### Challenge
Give the listing again character for character, but drop the images.

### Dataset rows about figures
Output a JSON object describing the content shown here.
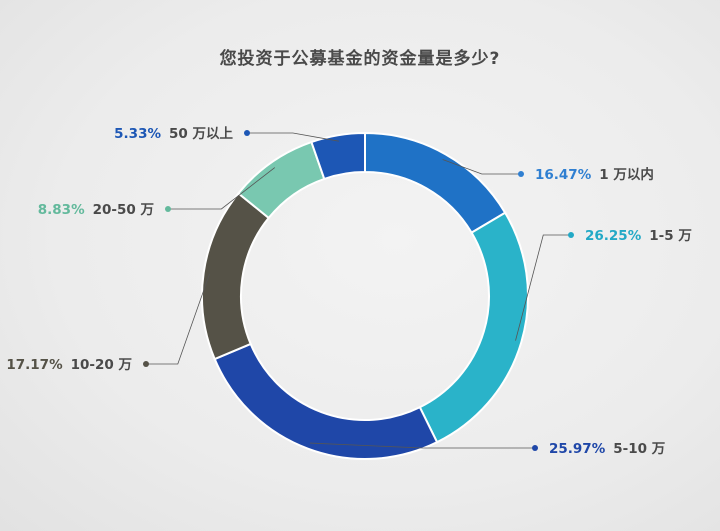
{
  "chart_data": {
    "type": "pie",
    "donut": true,
    "title": "您投资于公募基金的资金量是多少?",
    "categories": [
      "1 万以内",
      "1-5 万",
      "5-10 万",
      "10-20 万",
      "20-50 万",
      "50 万以上"
    ],
    "values": [
      16.47,
      26.25,
      25.97,
      17.17,
      8.83,
      5.33
    ],
    "value_labels": [
      "16.47%",
      "26.25%",
      "25.97%",
      "17.17%",
      "8.83%",
      "5.33%"
    ],
    "colors": [
      "#1f72c6",
      "#2ab3c9",
      "#1f47a8",
      "#555247",
      "#79c8b0",
      "#1d57b5"
    ],
    "label_colors": [
      "#2f7fd1",
      "#23a9c6",
      "#1f47a8",
      "#555247",
      "#63b99c",
      "#1d57b5"
    ],
    "legend": "none"
  }
}
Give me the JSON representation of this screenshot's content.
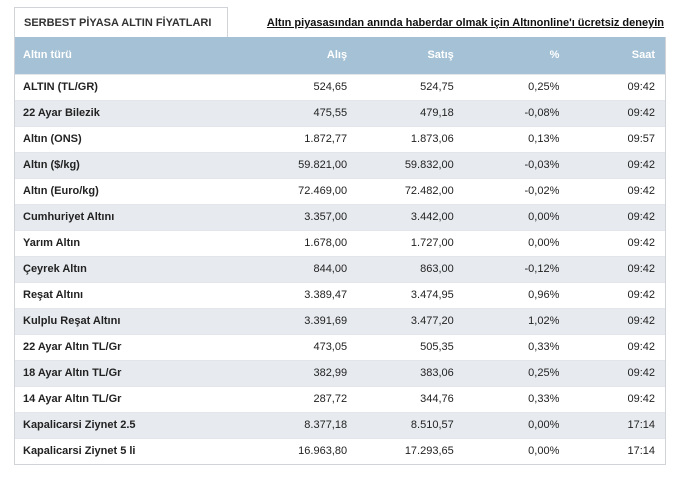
{
  "tab": {
    "label": "SERBEST PİYASA ALTIN FİYATLARI"
  },
  "promo": {
    "text": "Altın piyasasından anında haberdar olmak için Altınonline'ı ücretsiz deneyin"
  },
  "table": {
    "headers": [
      "Altın türü",
      "Alış",
      "Satış",
      "%",
      "Saat"
    ],
    "rows": [
      {
        "name": "ALTIN (TL/GR)",
        "alis": "524,65",
        "satis": "524,75",
        "pct": "0,25%",
        "saat": "09:42"
      },
      {
        "name": "22 Ayar Bilezik",
        "alis": "475,55",
        "satis": "479,18",
        "pct": "-0,08%",
        "saat": "09:42"
      },
      {
        "name": "Altın (ONS)",
        "alis": "1.872,77",
        "satis": "1.873,06",
        "pct": "0,13%",
        "saat": "09:57"
      },
      {
        "name": "Altın ($/kg)",
        "alis": "59.821,00",
        "satis": "59.832,00",
        "pct": "-0,03%",
        "saat": "09:42"
      },
      {
        "name": "Altın (Euro/kg)",
        "alis": "72.469,00",
        "satis": "72.482,00",
        "pct": "-0,02%",
        "saat": "09:42"
      },
      {
        "name": "Cumhuriyet Altını",
        "alis": "3.357,00",
        "satis": "3.442,00",
        "pct": "0,00%",
        "saat": "09:42"
      },
      {
        "name": "Yarım Altın",
        "alis": "1.678,00",
        "satis": "1.727,00",
        "pct": "0,00%",
        "saat": "09:42"
      },
      {
        "name": "Çeyrek Altın",
        "alis": "844,00",
        "satis": "863,00",
        "pct": "-0,12%",
        "saat": "09:42"
      },
      {
        "name": "Reşat Altını",
        "alis": "3.389,47",
        "satis": "3.474,95",
        "pct": "0,96%",
        "saat": "09:42"
      },
      {
        "name": "Kulplu Reşat Altını",
        "alis": "3.391,69",
        "satis": "3.477,20",
        "pct": "1,02%",
        "saat": "09:42"
      },
      {
        "name": "22 Ayar Altın TL/Gr",
        "alis": "473,05",
        "satis": "505,35",
        "pct": "0,33%",
        "saat": "09:42"
      },
      {
        "name": "18 Ayar Altın TL/Gr",
        "alis": "382,99",
        "satis": "383,06",
        "pct": "0,25%",
        "saat": "09:42"
      },
      {
        "name": "14 Ayar Altın TL/Gr",
        "alis": "287,72",
        "satis": "344,76",
        "pct": "0,33%",
        "saat": "09:42"
      },
      {
        "name": "Kapalicarsi Ziynet 2.5",
        "alis": "8.377,18",
        "satis": "8.510,57",
        "pct": "0,00%",
        "saat": "17:14"
      },
      {
        "name": "Kapalicarsi Ziynet 5 li",
        "alis": "16.963,80",
        "satis": "17.293,65",
        "pct": "0,00%",
        "saat": "17:14"
      }
    ]
  }
}
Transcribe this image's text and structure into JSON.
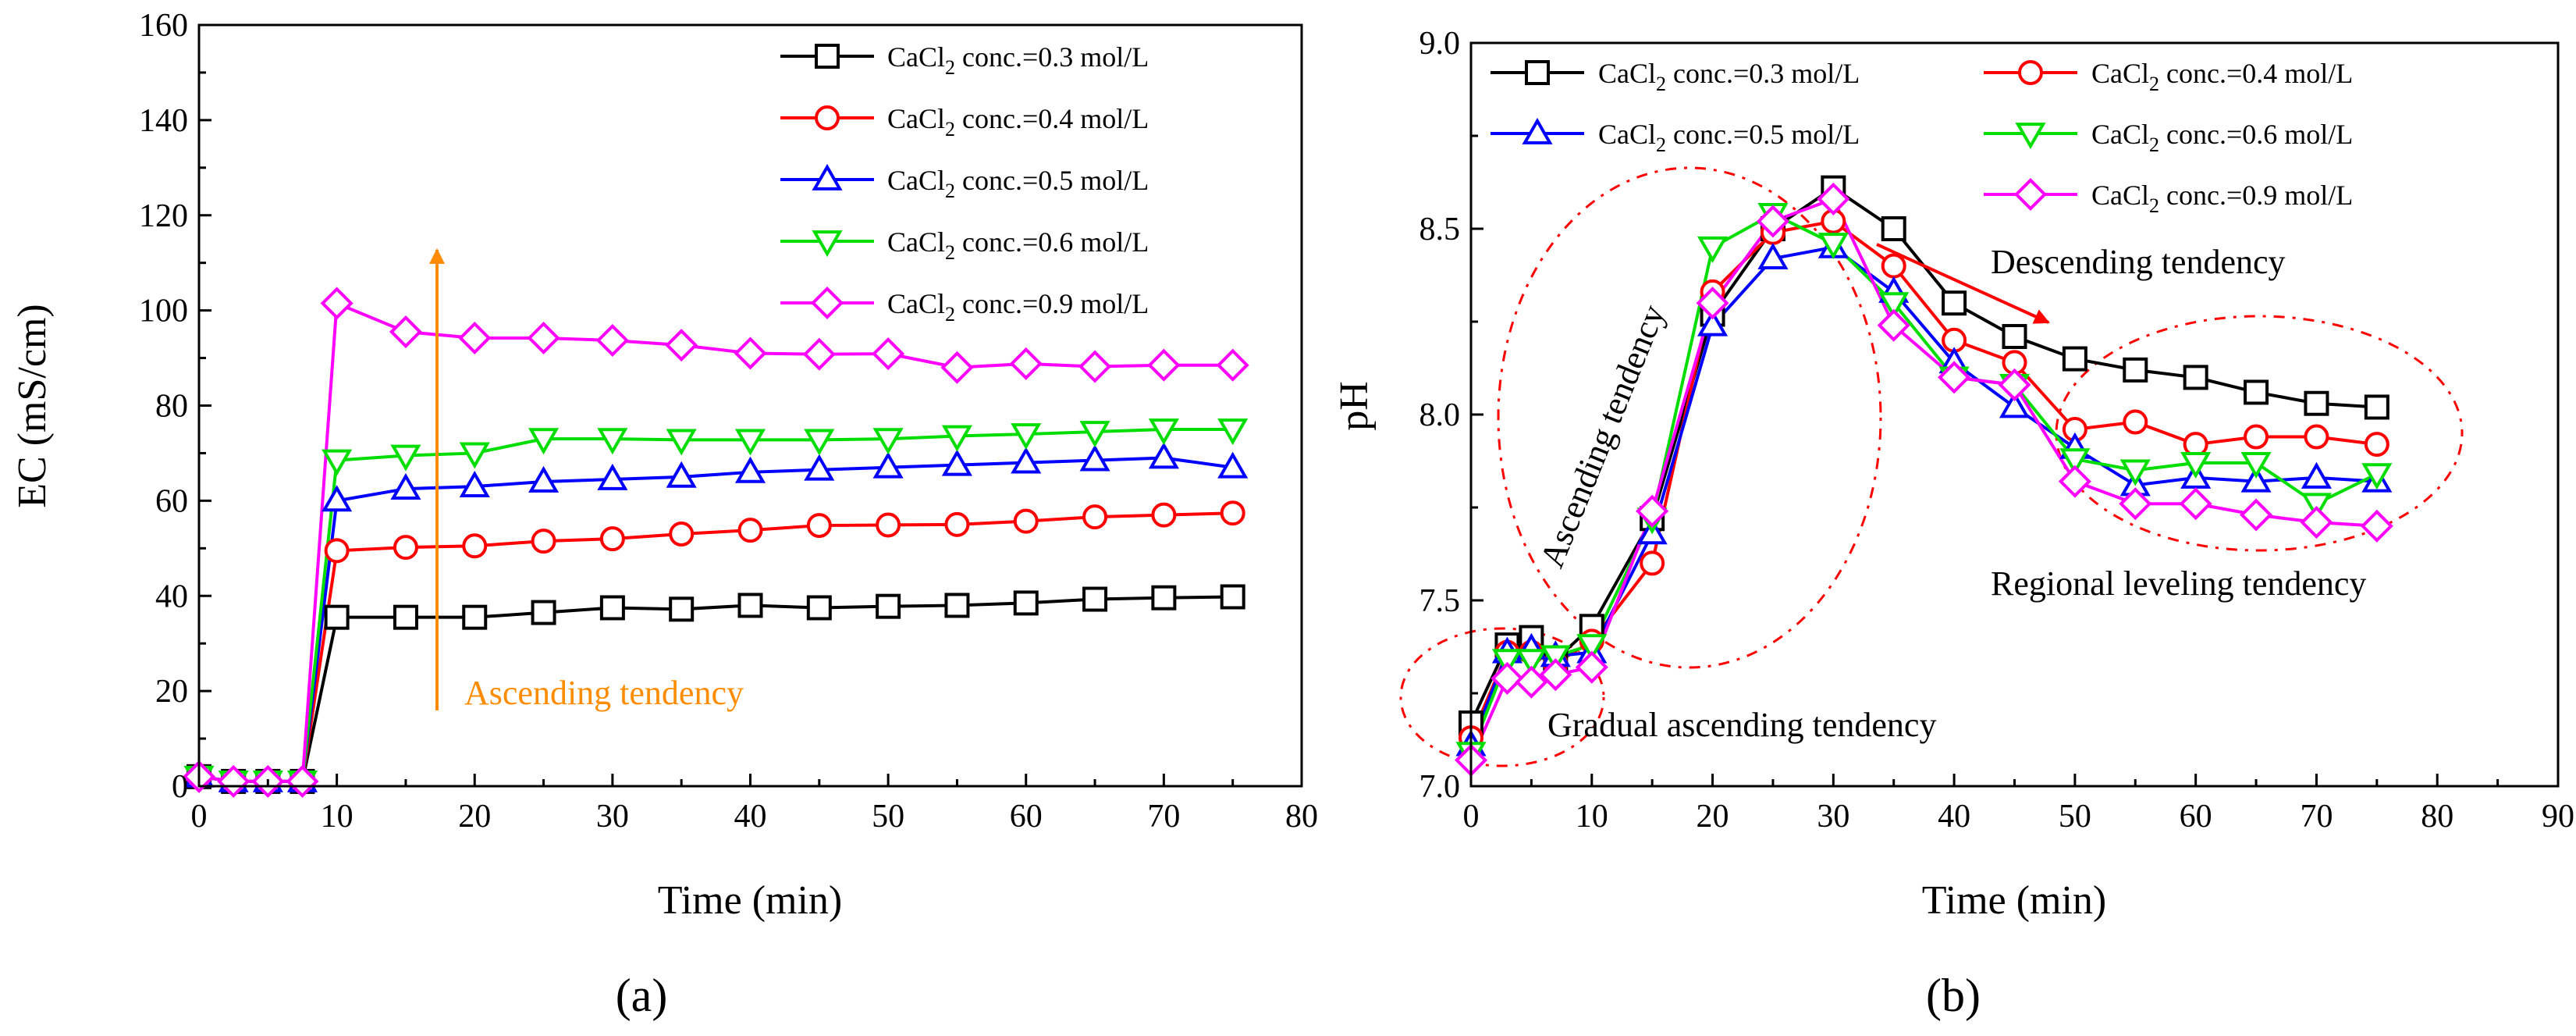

### Solution to the problem
Output a JSON object describing the content shown here.
{
  "chart_data": {
    "type": "pie",
    "donut": true,
    "title": "您投资于公募基金的资金量是多少?",
    "categories": [
      "1 万以内",
      "1-5 万",
      "5-10 万",
      "10-20 万",
      "20-50 万",
      "50 万以上"
    ],
    "values": [
      16.47,
      26.25,
      25.97,
      17.17,
      8.83,
      5.33
    ],
    "value_labels": [
      "16.47%",
      "26.25%",
      "25.97%",
      "17.17%",
      "8.83%",
      "5.33%"
    ],
    "colors": [
      "#1f72c6",
      "#2ab3c9",
      "#1f47a8",
      "#555247",
      "#79c8b0",
      "#1d57b5"
    ],
    "label_colors": [
      "#2f7fd1",
      "#23a9c6",
      "#1f47a8",
      "#555247",
      "#63b99c",
      "#1d57b5"
    ],
    "legend": "none"
  }
}
Give me the JSON representation of this screenshot's content.
{
  "tab": {
    "label": "SERBEST PİYASA ALTIN FİYATLARI"
  },
  "promo": {
    "text": "Altın piyasasından anında haberdar olmak için Altınonline'ı ücretsiz deneyin"
  },
  "table": {
    "headers": [
      "Altın türü",
      "Alış",
      "Satış",
      "%",
      "Saat"
    ],
    "rows": [
      {
        "name": "ALTIN (TL/GR)",
        "alis": "524,65",
        "satis": "524,75",
        "pct": "0,25%",
        "saat": "09:42"
      },
      {
        "name": "22 Ayar Bilezik",
        "alis": "475,55",
        "satis": "479,18",
        "pct": "-0,08%",
        "saat": "09:42"
      },
      {
        "name": "Altın (ONS)",
        "alis": "1.872,77",
        "satis": "1.873,06",
        "pct": "0,13%",
        "saat": "09:57"
      },
      {
        "name": "Altın ($/kg)",
        "alis": "59.821,00",
        "satis": "59.832,00",
        "pct": "-0,03%",
        "saat": "09:42"
      },
      {
        "name": "Altın (Euro/kg)",
        "alis": "72.469,00",
        "satis": "72.482,00",
        "pct": "-0,02%",
        "saat": "09:42"
      },
      {
        "name": "Cumhuriyet Altını",
        "alis": "3.357,00",
        "satis": "3.442,00",
        "pct": "0,00%",
        "saat": "09:42"
      },
      {
        "name": "Yarım Altın",
        "alis": "1.678,00",
        "satis": "1.727,00",
        "pct": "0,00%",
        "saat": "09:42"
      },
      {
        "name": "Çeyrek Altın",
        "alis": "844,00",
        "satis": "863,00",
        "pct": "-0,12%",
        "saat": "09:42"
      },
      {
        "name": "Reşat Altını",
        "alis": "3.389,47",
        "satis": "3.474,95",
        "pct": "0,96%",
        "saat": "09:42"
      },
      {
        "name": "Kulplu Reşat Altını",
        "alis": "3.391,69",
        "satis": "3.477,20",
        "pct": "1,02%",
        "saat": "09:42"
      },
      {
        "name": "22 Ayar Altın TL/Gr",
        "alis": "473,05",
        "satis": "505,35",
        "pct": "0,33%",
        "saat": "09:42"
      },
      {
        "name": "18 Ayar Altın TL/Gr",
        "alis": "382,99",
        "satis": "383,06",
        "pct": "0,25%",
        "saat": "09:42"
      },
      {
        "name": "14 Ayar Altın TL/Gr",
        "alis": "287,72",
        "satis": "344,76",
        "pct": "0,33%",
        "saat": "09:42"
      },
      {
        "name": "Kapalicarsi Ziynet 2.5",
        "alis": "8.377,18",
        "satis": "8.510,57",
        "pct": "0,00%",
        "saat": "17:14"
      },
      {
        "name": "Kapalicarsi Ziynet 5 li",
        "alis": "16.963,80",
        "satis": "17.293,65",
        "pct": "0,00%",
        "saat": "17:14"
      }
    ]
  }
}
Transcribe this image's text and structure into JSON.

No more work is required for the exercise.